__Listing__

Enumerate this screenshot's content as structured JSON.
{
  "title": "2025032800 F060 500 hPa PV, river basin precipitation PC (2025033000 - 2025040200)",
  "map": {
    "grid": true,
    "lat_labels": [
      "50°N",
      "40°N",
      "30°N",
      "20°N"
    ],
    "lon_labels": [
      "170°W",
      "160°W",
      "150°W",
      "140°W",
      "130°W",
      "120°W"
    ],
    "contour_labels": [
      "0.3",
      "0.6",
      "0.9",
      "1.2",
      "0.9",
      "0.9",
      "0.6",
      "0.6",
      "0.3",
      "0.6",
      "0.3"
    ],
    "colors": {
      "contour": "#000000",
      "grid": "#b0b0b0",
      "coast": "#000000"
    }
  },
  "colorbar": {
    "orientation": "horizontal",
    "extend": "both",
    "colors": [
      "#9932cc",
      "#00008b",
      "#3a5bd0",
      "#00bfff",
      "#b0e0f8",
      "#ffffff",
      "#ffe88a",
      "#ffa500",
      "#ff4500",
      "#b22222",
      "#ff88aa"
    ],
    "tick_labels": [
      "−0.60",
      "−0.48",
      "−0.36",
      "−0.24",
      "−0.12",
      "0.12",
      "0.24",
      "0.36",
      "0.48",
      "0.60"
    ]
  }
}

__Instructions for the task__
Using the data above, return each line exactly as written.

__Exercise output__
Enumerate this screenshot's content as structured JSON.
{
  "title": "2025032800 F060 500 hPa PV, river basin precipitation PC (2025033000 - 2025040200)",
  "map": {
    "grid": true,
    "lat_labels": [
      "50°N",
      "40°N",
      "30°N",
      "20°N"
    ],
    "lon_labels": [
      "170°W",
      "160°W",
      "150°W",
      "140°W",
      "130°W",
      "120°W"
    ],
    "contour_labels": [
      "0.3",
      "0.6",
      "0.9",
      "1.2",
      "0.9",
      "0.9",
      "0.6",
      "0.6",
      "0.3",
      "0.6",
      "0.3"
    ],
    "colors": {
      "contour": "#000000",
      "grid": "#b0b0b0",
      "coast": "#000000"
    }
  },
  "colorbar": {
    "orientation": "horizontal",
    "extend": "both",
    "colors": [
      "#9932cc",
      "#00008b",
      "#3a5bd0",
      "#00bfff",
      "#b0e0f8",
      "#ffffff",
      "#ffe88a",
      "#ffa500",
      "#ff4500",
      "#b22222",
      "#ff88aa"
    ],
    "tick_labels": [
      "−0.60",
      "−0.48",
      "−0.36",
      "−0.24",
      "−0.12",
      "0.12",
      "0.24",
      "0.36",
      "0.48",
      "0.60"
    ]
  }
}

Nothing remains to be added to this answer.